_Given problem_
Leave out the pictures, then reproduce the rest of the material exactly.

_Supplied records_

☆ ☆ ☆ ☆ ☆ ☆ ☆

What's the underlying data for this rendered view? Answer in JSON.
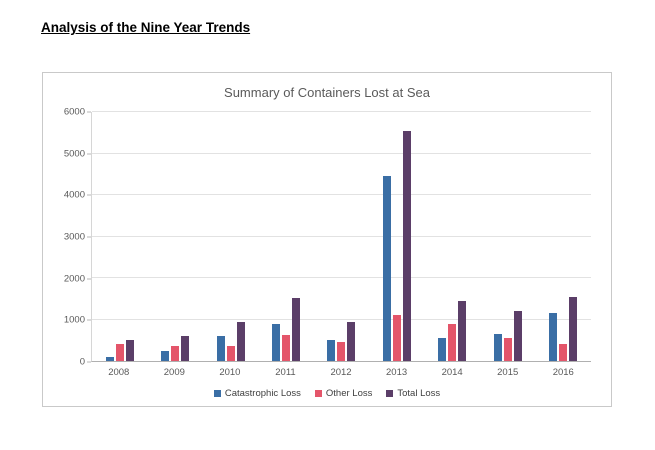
{
  "page": {
    "heading": "Analysis of the Nine Year Trends"
  },
  "chart_data": {
    "type": "bar",
    "title": "Summary of Containers Lost at Sea",
    "categories": [
      "2008",
      "2009",
      "2010",
      "2011",
      "2012",
      "2013",
      "2014",
      "2015",
      "2016"
    ],
    "series": [
      {
        "name": "Catastrophic Loss",
        "color": "#3a6ea5",
        "values": [
          100,
          250,
          600,
          900,
          500,
          4450,
          550,
          650,
          1150
        ]
      },
      {
        "name": "Other Loss",
        "color": "#e4556a",
        "values": [
          400,
          350,
          350,
          625,
          450,
          1100,
          900,
          550,
          400
        ]
      },
      {
        "name": "Total Loss",
        "color": "#5b3e68",
        "values": [
          500,
          600,
          950,
          1525,
          950,
          5550,
          1450,
          1200,
          1550
        ]
      }
    ],
    "xlabel": "",
    "ylabel": "",
    "ylim": [
      0,
      6000
    ],
    "ytick_step": 1000,
    "grid": true,
    "legend_position": "bottom"
  }
}
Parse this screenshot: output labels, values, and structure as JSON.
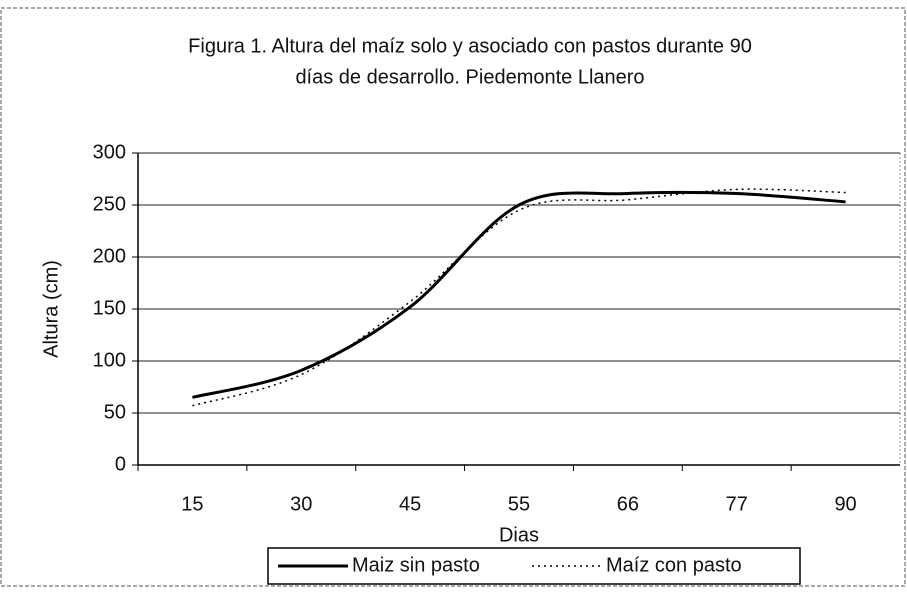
{
  "chart_data": {
    "type": "line",
    "title": [
      "Figura 1. Altura del maíz solo y asociado con pastos durante 90",
      "días de desarrollo. Piedemonte Llanero"
    ],
    "x_label": "Dias",
    "y_label": "Altura (cm)",
    "categories": [
      "15",
      "30",
      "45",
      "55",
      "66",
      "77",
      "90"
    ],
    "series": [
      {
        "name": "Maiz sin pasto",
        "color": "#000000",
        "dash": "solid",
        "values": [
          65,
          91,
          152,
          250,
          261,
          261,
          253
        ]
      },
      {
        "name": "Maíz con pasto",
        "color": "#000000",
        "dash": "dotted",
        "values": [
          57,
          87,
          157,
          245,
          255,
          265,
          262
        ]
      }
    ],
    "ylim": [
      0,
      300
    ],
    "yticks": [
      0,
      50,
      100,
      150,
      200,
      250,
      300
    ],
    "grid": true,
    "smooth": true,
    "legend": "bottom"
  }
}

☆ ☆ ☆ ☆ ☆ ☆ ☆

_Solved problem_
What's the underlying data for this rendered view? Answer in JSON.
{
  "page": {
    "heading": "Analysis of the Nine Year Trends"
  },
  "chart_data": {
    "type": "bar",
    "title": "Summary of Containers Lost at Sea",
    "categories": [
      "2008",
      "2009",
      "2010",
      "2011",
      "2012",
      "2013",
      "2014",
      "2015",
      "2016"
    ],
    "series": [
      {
        "name": "Catastrophic Loss",
        "color": "#3a6ea5",
        "values": [
          100,
          250,
          600,
          900,
          500,
          4450,
          550,
          650,
          1150
        ]
      },
      {
        "name": "Other Loss",
        "color": "#e4556a",
        "values": [
          400,
          350,
          350,
          625,
          450,
          1100,
          900,
          550,
          400
        ]
      },
      {
        "name": "Total Loss",
        "color": "#5b3e68",
        "values": [
          500,
          600,
          950,
          1525,
          950,
          5550,
          1450,
          1200,
          1550
        ]
      }
    ],
    "xlabel": "",
    "ylabel": "",
    "ylim": [
      0,
      6000
    ],
    "ytick_step": 1000,
    "grid": true,
    "legend_position": "bottom"
  }
}
Parse this screenshot: output labels, values, and structure as JSON.
{
  "chart_data": {
    "type": "line",
    "title": [
      "Figura 1. Altura del maíz solo y asociado con pastos durante 90",
      "días de desarrollo. Piedemonte Llanero"
    ],
    "x_label": "Dias",
    "y_label": "Altura (cm)",
    "categories": [
      "15",
      "30",
      "45",
      "55",
      "66",
      "77",
      "90"
    ],
    "series": [
      {
        "name": "Maiz sin pasto",
        "color": "#000000",
        "dash": "solid",
        "values": [
          65,
          91,
          152,
          250,
          261,
          261,
          253
        ]
      },
      {
        "name": "Maíz con pasto",
        "color": "#000000",
        "dash": "dotted",
        "values": [
          57,
          87,
          157,
          245,
          255,
          265,
          262
        ]
      }
    ],
    "ylim": [
      0,
      300
    ],
    "yticks": [
      0,
      50,
      100,
      150,
      200,
      250,
      300
    ],
    "grid": true,
    "smooth": true,
    "legend": "bottom"
  }
}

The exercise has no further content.